**RECORDS SUPPLIED:**
>> start

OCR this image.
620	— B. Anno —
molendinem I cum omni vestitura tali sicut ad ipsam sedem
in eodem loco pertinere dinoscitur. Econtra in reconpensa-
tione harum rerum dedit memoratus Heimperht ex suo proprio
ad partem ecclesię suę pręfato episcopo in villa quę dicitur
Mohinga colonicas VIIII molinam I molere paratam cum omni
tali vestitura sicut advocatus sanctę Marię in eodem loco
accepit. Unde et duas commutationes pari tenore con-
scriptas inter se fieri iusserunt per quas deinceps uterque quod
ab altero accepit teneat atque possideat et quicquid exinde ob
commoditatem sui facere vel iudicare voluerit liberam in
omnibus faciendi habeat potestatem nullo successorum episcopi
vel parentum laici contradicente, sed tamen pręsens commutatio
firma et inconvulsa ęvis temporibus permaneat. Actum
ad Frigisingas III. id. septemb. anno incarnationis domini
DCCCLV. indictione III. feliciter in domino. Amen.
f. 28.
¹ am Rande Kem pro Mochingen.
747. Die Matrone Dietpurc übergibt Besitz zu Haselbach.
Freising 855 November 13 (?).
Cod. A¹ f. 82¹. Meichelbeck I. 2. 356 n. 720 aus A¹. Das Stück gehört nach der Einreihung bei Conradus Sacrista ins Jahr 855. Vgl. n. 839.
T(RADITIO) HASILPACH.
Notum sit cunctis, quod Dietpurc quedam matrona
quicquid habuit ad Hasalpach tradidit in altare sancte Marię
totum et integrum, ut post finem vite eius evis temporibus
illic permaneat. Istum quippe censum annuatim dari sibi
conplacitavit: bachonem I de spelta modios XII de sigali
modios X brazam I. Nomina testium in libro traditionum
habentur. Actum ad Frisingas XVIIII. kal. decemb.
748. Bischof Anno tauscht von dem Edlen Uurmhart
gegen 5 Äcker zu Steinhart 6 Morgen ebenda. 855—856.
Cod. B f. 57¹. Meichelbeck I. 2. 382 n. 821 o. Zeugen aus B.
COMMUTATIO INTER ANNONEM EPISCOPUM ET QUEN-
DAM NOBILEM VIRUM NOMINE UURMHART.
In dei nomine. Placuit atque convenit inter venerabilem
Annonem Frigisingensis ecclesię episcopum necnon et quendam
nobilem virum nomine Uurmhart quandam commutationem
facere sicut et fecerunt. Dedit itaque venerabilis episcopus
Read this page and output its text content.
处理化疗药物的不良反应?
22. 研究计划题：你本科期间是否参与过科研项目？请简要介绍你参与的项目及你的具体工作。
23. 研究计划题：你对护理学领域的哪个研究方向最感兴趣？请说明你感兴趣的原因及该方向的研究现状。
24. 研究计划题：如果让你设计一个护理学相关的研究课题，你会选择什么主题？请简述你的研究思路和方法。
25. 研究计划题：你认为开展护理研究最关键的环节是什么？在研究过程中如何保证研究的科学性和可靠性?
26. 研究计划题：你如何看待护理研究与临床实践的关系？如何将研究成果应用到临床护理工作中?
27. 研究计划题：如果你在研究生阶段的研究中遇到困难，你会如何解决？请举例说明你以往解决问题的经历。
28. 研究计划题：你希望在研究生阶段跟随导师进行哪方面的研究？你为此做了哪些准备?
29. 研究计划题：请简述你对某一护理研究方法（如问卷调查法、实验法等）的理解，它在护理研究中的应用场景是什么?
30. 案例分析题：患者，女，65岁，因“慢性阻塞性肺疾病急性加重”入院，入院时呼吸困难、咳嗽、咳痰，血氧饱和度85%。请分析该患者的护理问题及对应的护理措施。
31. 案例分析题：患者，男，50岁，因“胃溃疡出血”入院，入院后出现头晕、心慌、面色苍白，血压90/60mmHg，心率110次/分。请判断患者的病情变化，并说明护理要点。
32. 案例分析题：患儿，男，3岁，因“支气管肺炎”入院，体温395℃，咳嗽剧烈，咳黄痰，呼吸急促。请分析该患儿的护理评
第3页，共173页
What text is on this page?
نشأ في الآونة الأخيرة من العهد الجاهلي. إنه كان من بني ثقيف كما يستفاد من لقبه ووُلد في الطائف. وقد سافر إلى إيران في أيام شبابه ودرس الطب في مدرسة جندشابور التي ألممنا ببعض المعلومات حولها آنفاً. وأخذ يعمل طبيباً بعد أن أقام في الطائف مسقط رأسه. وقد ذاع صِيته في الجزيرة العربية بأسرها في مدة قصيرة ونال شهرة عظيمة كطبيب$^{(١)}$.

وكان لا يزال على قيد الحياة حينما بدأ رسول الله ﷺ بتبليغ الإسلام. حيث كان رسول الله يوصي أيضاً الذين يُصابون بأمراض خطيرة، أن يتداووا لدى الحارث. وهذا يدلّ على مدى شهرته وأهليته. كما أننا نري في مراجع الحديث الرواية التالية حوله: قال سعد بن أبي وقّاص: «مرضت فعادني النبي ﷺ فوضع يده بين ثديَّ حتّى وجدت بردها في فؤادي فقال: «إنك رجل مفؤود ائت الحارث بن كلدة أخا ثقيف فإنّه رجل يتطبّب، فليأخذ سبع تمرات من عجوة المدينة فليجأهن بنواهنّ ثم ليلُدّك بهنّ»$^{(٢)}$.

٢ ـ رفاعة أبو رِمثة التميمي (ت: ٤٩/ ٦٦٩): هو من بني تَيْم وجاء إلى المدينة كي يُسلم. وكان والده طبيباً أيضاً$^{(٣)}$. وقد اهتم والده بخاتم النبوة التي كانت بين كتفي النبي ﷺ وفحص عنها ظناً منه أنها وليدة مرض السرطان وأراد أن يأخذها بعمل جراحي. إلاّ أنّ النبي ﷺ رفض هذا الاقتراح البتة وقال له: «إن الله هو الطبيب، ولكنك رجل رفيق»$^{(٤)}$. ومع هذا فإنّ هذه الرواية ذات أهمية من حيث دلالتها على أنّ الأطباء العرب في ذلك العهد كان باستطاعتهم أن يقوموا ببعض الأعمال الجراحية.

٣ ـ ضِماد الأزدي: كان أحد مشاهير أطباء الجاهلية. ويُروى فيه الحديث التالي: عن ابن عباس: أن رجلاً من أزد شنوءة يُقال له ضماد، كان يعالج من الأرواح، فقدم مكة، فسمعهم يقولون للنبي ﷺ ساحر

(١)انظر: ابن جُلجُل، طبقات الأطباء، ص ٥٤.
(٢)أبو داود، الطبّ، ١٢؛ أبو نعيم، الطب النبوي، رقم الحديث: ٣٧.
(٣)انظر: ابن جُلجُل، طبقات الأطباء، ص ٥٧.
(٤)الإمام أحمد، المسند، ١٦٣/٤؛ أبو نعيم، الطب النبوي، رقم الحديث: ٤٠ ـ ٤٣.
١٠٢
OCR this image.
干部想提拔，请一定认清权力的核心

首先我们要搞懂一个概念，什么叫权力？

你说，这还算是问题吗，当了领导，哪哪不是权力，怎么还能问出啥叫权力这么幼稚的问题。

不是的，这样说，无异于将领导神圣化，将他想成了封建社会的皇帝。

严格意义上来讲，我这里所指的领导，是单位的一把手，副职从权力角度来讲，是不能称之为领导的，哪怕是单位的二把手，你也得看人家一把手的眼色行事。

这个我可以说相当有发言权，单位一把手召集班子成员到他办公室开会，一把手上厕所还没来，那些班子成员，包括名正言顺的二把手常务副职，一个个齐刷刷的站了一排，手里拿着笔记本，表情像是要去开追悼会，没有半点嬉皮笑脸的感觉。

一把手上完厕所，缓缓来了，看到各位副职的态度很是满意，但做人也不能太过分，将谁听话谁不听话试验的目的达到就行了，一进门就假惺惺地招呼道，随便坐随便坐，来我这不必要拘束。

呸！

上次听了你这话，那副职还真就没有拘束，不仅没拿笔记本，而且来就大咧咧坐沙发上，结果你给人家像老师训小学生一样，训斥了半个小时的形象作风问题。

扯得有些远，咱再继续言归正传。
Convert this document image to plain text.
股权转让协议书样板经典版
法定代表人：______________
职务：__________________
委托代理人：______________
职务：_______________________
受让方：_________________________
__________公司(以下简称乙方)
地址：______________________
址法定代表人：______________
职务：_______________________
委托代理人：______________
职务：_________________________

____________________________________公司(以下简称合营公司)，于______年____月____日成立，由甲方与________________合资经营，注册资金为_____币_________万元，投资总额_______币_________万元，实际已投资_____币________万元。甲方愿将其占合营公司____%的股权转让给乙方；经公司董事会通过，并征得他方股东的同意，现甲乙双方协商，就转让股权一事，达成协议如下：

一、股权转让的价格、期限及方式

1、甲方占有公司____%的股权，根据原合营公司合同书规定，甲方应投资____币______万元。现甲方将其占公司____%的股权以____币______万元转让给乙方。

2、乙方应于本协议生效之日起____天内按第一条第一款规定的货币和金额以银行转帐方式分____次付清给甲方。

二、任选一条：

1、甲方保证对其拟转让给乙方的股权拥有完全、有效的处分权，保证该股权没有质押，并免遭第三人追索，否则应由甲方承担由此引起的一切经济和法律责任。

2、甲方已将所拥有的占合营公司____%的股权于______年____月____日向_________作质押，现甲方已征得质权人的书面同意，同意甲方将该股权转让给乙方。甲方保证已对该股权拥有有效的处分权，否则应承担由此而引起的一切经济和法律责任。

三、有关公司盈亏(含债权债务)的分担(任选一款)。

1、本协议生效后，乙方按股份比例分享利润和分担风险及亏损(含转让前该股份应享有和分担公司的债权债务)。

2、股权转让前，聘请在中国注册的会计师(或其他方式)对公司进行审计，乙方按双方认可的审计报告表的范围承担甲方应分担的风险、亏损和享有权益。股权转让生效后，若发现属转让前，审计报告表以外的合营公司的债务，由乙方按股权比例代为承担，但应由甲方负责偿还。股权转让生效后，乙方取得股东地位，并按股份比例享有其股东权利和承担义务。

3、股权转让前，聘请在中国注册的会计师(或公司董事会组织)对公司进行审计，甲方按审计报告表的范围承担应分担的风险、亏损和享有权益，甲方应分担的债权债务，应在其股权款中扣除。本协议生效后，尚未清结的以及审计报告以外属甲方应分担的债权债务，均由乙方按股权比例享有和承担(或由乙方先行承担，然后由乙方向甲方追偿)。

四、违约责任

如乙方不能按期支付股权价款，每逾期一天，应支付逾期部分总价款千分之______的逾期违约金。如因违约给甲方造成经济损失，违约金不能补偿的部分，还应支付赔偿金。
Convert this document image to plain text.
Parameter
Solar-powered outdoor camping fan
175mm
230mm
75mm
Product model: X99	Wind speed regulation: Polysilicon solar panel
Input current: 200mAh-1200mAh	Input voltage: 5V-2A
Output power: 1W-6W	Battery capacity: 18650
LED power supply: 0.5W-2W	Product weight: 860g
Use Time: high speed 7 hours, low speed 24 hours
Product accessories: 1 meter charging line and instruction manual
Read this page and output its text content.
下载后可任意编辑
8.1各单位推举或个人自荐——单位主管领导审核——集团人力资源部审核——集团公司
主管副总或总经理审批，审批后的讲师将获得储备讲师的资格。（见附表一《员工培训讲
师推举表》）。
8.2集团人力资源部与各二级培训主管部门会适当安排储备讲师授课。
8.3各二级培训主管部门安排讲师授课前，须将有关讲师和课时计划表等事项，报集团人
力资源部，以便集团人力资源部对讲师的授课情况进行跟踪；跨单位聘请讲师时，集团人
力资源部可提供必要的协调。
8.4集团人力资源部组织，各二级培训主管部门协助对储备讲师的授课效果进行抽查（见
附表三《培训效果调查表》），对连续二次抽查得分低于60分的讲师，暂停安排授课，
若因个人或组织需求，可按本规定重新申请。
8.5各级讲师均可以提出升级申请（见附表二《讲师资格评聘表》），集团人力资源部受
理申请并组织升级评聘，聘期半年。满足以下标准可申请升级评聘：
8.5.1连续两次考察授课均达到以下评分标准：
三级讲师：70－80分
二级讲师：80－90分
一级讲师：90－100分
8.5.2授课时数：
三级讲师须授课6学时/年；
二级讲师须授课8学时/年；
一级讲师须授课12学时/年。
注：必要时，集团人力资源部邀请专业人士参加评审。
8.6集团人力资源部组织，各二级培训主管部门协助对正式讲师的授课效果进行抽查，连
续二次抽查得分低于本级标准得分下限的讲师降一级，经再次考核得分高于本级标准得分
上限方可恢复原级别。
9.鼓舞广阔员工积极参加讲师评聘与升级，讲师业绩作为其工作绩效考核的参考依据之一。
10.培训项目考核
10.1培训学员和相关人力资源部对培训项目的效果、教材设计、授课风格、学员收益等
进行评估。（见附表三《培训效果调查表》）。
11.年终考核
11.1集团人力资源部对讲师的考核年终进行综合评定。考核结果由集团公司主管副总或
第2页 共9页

>> end

**WHAT IS EXPECTED:** Copy each line containing the word "vestitura" from the data.

**REPLY:**
molendinem I cum omni vestitura tali sicut ad ipsam sedem
tali vestitura sicut advocatus sanctę Marię in eodem loco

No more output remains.